## Task to carry out
Copy the lines verbatim, beginning with the line that contains "Convert this document image to plain text." and continuing through the end of the data, and only those lines.
* START Dataset *
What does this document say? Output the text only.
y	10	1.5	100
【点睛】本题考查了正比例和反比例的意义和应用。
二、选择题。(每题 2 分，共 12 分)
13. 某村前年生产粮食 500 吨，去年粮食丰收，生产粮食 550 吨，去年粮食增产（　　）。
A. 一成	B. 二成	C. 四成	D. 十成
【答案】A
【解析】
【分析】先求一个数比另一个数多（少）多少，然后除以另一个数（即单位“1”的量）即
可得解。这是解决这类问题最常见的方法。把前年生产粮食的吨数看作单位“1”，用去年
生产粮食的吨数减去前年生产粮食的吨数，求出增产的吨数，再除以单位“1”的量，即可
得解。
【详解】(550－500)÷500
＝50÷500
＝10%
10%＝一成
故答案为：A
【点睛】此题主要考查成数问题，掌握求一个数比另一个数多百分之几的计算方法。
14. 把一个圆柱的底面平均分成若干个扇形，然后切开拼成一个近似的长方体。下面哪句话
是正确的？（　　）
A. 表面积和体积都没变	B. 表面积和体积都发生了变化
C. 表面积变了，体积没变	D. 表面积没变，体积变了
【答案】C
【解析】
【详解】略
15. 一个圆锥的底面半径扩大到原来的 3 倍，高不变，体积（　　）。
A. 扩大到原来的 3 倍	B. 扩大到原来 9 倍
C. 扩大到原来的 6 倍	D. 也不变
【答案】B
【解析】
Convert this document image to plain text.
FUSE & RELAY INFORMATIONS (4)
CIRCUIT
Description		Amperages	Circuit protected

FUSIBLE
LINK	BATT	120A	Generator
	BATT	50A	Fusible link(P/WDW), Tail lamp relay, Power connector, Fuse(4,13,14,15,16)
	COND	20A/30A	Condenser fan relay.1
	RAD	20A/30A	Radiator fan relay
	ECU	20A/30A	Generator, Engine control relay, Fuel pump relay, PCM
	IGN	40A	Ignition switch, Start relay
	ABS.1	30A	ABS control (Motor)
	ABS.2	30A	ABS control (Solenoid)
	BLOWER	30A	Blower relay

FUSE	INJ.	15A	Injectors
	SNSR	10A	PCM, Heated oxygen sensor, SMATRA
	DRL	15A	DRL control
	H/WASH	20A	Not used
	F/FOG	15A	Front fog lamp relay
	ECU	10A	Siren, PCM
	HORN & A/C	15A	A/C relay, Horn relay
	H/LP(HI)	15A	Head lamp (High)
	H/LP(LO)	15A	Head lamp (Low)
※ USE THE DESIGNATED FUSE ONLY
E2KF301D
* END Dataset *
## Response
Convert this document image to plain text.
FUSE & RELAY INFORMATIONS (4)
CIRCUIT
Description		Amperages	Circuit protected

FUSIBLE
LINK	BATT	120A	Generator
	BATT	50A	Fusible link(P/WDW), Tail lamp relay, Power connector, Fuse(4,13,14,15,16)
	COND	20A/30A	Condenser fan relay.1
	RAD	20A/30A	Radiator fan relay
	ECU	20A/30A	Generator, Engine control relay, Fuel pump relay, PCM
	IGN	40A	Ignition switch, Start relay
	ABS.1	30A	ABS control (Motor)
	ABS.2	30A	ABS control (Solenoid)
	BLOWER	30A	Blower relay

FUSE	INJ.	15A	Injectors
	SNSR	10A	PCM, Heated oxygen sensor, SMATRA
	DRL	15A	DRL control
	H/WASH	20A	Not used
	F/FOG	15A	Front fog lamp relay
	ECU	10A	Siren, PCM
	HORN & A/C	15A	A/C relay, Horn relay
	H/LP(HI)	15A	Head lamp (High)
	H/LP(LO)	15A	Head lamp (Low)
※ USE THE DESIGNATED FUSE ONLY
E2KF301D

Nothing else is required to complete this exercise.